Gillette's successful postponement strategy for a finished goods network relies on optimization software.

By Roberto Michel, Editor at Large -- Modern Materials Handling, 9/1/2006

 Optimization software helps Gillette stage the correct inventory levels for each SKU flowing into the pack centers.
Optimization software helps Gillette stage the correct inventory levels for each SKU flowing into the pack centers.

Designing, making and marketing razors and other consumer products is just part of the challenge for Gillette. The Boston-based company wanted to devise a more efficient and flexible distribution network. The answer is a postponement strategy that moved custom product packaging for local markets to regional DCs.

To optimize transportation costs, Gillette began to co-locate product from multiple divisions, such as Right Guard deodorant, Oral-B toothbrushes and Duracell batteries, in the same regional pack centers. While strategy and facility design were important, the company added to the mix inventory optimization software (Optiant, 781-238-8855). It determines the optimal distribution network for a particular product line, and the required safety stock for each stock keeping unit (SKU) to achieve desired service levels.

Simply put, the software takes inputs like customer service, demand variability, lead time and cost through the supply chain and calculates the optimal supply chain, according Maggie Walenty, a senior inventory modeling analyst with Gillette.

"We use the software to assist us in determining the optimal number and location of distribution centers in a finished goods network," says Walenty. "We use the output of our models to help determine the number of pallet spaces required in a distribution center."

In addition to the regional pack centers, Gillette's postponement strategy also relies on a central supply warehouse. This facility, says Walenty, reduces the amount of excess inventory that might exist at regional DCs if there is a forecast inaccuracy. It also reduces the costs associated with redeploying or reworking inventory from multiple DCs.

◆ **Work to complete**
1. From the Gillette article above, list every input that the optimization software takes, according to Walenty.
2. Please reproduce a passage of the Gillette article word for word, starting at the words "In addition to" and ending after the words "from multiple DCs.".
3. Answer these questions using the Gillette article:
(a) In what city is Gillette based?
(b) What is Maggie Walenty's position at Gillette?
(c) Which three products are named as coming from divisions that share regional pack centers?

◆ **Data excerpt**
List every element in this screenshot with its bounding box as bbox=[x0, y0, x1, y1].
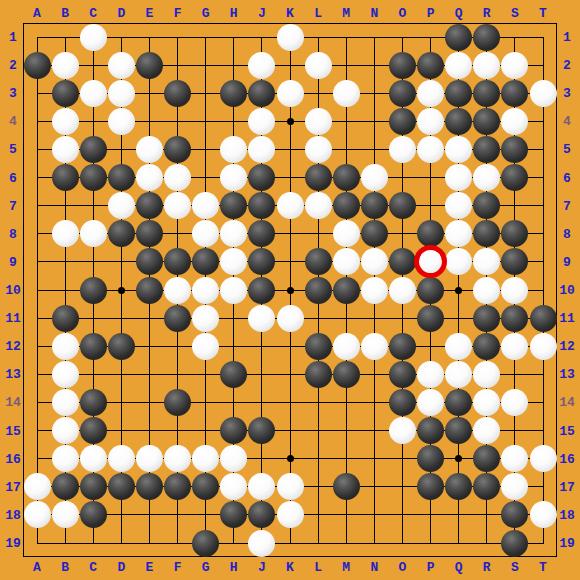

◆ **Task responses**
1. Customer service, demand variability, lead time, and cost through the supply chain.

2.
In addition to the regional pack centers, Gillette's postponement strategy also relies on a central supply warehouse. This facility, says Walenty, reduces the amount of excess inventory that might exist at regional DCs if there is a forecast inaccuracy. It also reduces the costs associated with redeploying or reworking inventory from multiple DCs.

3.
(a) Boston.
(b) Senior inventory modeling analyst.
(c) Right Guard deodorant, Oral-B toothbrushes, and Duracell batteries.